• [Job]
Each line that holds the word "GAME" counts once. Give the total number of such lines and nothing else.

• [Material for the task]
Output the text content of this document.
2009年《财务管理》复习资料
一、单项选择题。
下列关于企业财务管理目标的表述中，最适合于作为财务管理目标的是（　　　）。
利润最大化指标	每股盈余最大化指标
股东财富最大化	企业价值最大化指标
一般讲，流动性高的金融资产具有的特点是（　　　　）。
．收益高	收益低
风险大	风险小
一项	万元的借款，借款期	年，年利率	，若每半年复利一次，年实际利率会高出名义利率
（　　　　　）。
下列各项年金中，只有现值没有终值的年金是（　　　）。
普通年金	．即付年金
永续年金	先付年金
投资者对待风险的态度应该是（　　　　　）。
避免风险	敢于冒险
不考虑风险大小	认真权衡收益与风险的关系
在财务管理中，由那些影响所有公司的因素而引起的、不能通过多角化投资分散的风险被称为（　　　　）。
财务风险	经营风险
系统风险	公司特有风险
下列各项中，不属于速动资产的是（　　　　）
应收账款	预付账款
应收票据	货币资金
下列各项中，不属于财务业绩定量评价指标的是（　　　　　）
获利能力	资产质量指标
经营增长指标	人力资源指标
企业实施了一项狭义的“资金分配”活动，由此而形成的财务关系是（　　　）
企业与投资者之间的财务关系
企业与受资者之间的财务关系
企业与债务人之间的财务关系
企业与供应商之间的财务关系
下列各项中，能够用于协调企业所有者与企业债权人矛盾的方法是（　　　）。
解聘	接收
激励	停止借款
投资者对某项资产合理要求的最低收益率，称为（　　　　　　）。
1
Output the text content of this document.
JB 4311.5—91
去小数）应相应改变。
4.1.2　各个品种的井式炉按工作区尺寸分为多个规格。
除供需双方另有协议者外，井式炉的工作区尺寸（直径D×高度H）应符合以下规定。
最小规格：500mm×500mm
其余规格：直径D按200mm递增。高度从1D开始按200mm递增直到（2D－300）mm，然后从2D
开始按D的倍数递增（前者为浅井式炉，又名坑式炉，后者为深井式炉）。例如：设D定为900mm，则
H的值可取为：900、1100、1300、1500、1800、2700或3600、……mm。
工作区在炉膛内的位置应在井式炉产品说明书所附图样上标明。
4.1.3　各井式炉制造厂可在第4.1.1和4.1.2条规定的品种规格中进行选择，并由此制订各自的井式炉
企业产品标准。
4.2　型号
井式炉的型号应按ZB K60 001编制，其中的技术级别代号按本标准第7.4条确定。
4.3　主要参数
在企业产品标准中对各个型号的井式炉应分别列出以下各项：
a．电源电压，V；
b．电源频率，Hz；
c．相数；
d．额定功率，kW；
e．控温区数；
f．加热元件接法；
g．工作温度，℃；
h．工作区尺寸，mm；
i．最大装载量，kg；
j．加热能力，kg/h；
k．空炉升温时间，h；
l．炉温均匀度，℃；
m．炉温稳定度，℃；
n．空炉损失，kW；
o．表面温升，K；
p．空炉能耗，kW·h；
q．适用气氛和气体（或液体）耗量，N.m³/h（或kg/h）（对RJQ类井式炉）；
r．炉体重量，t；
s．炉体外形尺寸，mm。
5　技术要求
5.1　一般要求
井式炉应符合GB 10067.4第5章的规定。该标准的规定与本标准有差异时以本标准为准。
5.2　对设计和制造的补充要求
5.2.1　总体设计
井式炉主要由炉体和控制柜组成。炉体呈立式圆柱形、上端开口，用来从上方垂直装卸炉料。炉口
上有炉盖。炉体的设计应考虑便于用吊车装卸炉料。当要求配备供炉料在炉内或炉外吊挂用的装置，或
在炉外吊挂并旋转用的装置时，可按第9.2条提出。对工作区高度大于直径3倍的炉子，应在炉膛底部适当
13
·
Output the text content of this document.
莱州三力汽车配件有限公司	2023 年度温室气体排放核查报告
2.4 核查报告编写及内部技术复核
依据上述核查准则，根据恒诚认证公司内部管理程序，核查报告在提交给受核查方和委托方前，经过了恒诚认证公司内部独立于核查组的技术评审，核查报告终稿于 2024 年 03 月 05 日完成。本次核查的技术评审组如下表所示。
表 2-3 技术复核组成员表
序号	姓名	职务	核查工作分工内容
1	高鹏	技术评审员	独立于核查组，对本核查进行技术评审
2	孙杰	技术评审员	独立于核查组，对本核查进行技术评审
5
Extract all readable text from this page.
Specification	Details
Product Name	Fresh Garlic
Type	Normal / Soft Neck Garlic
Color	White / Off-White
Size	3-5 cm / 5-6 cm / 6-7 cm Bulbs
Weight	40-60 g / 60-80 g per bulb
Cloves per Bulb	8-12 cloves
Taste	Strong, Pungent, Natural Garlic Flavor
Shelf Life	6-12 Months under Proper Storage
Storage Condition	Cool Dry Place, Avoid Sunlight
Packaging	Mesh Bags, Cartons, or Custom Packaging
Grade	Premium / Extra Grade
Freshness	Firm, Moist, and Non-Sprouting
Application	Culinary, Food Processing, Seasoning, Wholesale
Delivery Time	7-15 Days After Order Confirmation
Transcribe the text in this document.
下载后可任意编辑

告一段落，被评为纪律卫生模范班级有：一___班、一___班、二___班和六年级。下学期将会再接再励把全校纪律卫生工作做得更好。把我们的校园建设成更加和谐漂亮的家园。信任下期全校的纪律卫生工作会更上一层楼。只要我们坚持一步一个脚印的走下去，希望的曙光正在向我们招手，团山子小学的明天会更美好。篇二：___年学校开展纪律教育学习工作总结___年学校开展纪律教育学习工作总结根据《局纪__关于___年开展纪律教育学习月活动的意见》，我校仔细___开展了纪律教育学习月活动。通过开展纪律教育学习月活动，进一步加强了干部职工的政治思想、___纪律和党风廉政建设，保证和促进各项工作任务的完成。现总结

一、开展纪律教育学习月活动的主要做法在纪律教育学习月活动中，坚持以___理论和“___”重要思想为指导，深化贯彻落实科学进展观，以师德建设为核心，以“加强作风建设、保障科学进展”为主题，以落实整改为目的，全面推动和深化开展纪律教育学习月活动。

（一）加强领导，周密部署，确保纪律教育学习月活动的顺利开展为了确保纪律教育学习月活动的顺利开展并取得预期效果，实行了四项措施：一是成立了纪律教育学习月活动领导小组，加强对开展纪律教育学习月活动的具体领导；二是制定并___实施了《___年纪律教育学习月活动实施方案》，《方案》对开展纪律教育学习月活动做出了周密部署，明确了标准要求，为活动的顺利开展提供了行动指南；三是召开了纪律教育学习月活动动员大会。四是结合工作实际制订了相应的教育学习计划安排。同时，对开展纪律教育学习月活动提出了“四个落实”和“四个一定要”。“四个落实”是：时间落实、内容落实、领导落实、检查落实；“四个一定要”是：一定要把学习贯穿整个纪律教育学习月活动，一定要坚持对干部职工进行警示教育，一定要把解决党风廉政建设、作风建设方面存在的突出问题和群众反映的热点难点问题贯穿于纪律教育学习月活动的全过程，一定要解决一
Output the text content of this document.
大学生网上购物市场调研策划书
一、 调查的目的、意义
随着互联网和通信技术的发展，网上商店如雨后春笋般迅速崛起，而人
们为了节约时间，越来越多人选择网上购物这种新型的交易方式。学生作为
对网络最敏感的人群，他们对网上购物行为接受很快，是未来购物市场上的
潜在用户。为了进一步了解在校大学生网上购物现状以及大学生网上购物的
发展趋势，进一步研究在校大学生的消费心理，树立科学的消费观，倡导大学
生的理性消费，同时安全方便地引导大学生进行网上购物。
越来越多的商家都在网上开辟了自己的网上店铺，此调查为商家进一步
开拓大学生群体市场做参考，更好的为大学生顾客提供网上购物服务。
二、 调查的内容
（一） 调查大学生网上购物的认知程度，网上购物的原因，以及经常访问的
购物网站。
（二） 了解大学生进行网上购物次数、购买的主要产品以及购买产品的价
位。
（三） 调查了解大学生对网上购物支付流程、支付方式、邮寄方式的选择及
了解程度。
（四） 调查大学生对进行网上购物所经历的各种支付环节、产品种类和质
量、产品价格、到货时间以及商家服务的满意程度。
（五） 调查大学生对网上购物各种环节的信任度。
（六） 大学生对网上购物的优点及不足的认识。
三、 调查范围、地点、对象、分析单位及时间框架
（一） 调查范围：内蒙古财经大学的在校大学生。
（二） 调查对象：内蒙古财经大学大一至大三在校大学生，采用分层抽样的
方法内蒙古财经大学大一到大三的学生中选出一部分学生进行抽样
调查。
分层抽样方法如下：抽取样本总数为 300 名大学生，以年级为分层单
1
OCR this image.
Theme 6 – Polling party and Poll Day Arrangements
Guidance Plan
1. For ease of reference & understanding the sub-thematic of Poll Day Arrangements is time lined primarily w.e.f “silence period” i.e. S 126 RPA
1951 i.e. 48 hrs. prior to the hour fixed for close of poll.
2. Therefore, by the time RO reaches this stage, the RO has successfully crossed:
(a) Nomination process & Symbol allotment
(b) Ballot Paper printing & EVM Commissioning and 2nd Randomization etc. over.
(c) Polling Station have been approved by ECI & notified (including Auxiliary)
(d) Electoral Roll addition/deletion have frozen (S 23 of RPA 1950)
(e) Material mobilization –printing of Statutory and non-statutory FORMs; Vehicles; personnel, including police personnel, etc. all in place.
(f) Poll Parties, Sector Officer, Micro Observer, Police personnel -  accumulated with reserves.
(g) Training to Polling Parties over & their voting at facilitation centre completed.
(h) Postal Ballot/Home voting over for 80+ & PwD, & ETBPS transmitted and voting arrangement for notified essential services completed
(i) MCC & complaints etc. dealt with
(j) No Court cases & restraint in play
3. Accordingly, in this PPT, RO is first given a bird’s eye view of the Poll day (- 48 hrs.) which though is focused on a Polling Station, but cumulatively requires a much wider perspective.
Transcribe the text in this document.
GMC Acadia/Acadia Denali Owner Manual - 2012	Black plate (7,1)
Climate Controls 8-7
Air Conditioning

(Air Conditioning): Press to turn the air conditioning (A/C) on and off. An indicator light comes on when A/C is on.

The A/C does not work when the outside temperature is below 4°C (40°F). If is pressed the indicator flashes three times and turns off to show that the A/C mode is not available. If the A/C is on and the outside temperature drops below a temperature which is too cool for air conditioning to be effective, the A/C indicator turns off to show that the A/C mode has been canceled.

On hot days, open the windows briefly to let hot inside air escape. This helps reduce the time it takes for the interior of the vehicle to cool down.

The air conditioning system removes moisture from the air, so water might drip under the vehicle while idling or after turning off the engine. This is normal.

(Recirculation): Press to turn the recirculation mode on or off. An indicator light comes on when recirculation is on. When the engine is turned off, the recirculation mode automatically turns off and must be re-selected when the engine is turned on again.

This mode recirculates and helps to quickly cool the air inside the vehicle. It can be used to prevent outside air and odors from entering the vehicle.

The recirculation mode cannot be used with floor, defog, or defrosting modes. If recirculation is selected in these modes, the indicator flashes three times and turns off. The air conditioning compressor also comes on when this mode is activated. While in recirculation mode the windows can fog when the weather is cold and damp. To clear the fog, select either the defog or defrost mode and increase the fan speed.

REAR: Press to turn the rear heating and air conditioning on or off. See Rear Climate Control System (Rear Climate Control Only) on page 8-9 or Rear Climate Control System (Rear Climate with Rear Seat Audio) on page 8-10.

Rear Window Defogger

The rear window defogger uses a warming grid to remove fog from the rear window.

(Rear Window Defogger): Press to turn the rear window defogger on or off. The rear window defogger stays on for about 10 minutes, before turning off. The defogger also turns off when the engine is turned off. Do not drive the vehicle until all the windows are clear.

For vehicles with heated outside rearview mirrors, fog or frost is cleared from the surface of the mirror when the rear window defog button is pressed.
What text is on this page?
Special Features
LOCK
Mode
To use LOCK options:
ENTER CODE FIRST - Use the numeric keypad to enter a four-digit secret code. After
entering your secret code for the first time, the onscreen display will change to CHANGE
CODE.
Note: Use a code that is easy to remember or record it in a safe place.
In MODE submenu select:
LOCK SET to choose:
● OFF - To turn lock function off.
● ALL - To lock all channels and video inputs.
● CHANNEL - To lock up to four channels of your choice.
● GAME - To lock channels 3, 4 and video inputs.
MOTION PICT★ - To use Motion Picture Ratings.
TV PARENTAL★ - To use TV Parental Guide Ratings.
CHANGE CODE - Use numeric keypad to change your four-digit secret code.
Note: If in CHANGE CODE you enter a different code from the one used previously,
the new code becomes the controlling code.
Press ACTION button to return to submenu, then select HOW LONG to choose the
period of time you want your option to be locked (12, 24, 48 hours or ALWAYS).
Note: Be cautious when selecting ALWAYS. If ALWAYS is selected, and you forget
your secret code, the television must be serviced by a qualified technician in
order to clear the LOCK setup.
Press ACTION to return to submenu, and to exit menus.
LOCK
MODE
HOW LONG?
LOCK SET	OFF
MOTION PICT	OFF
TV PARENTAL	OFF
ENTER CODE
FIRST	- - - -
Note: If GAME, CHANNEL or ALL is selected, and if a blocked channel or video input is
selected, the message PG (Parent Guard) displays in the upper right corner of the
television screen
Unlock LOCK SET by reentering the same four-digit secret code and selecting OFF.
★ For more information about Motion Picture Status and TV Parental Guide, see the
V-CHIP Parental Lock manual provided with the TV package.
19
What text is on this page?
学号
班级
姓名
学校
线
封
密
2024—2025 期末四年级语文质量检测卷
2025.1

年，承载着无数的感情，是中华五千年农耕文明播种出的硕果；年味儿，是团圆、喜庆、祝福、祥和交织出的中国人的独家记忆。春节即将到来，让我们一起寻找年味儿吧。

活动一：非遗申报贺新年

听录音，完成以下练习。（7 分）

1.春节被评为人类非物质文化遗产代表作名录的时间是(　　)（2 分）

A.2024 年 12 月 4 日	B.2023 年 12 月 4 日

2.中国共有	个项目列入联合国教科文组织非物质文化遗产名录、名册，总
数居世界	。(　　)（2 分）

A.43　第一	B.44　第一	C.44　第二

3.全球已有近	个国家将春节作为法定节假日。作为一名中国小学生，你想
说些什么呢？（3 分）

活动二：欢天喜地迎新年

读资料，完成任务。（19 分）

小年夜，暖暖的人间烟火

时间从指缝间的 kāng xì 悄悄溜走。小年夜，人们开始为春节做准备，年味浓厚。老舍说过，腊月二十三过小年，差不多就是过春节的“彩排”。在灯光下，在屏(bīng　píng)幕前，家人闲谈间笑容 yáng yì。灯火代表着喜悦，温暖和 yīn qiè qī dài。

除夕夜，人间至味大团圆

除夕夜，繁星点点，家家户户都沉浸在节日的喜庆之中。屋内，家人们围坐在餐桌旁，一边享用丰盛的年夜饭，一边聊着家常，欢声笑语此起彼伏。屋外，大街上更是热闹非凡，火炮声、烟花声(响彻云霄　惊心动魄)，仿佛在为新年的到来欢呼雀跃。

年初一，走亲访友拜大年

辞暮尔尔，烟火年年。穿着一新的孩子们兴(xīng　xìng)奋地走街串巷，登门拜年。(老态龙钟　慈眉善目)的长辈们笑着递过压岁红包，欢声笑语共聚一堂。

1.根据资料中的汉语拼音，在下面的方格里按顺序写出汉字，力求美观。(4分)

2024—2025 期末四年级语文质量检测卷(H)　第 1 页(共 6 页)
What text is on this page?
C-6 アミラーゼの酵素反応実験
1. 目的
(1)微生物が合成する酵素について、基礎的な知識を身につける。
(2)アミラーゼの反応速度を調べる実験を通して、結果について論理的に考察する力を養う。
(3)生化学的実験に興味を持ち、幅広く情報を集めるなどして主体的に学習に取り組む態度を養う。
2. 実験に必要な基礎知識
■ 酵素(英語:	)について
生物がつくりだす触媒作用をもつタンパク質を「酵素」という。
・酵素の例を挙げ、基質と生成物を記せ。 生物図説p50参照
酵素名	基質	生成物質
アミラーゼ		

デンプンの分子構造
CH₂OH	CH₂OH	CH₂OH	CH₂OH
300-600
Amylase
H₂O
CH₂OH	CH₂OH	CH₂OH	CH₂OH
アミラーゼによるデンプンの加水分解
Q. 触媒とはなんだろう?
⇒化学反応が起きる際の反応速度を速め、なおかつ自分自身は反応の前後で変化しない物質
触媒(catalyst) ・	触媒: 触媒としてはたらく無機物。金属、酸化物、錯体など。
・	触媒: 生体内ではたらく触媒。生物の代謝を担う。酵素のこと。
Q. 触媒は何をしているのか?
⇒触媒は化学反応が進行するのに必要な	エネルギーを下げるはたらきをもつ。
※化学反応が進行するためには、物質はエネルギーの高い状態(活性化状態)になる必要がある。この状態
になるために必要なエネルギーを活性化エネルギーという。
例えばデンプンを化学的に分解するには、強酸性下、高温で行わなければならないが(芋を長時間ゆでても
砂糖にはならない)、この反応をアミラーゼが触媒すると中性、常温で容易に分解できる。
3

• [Response for this exercise]
2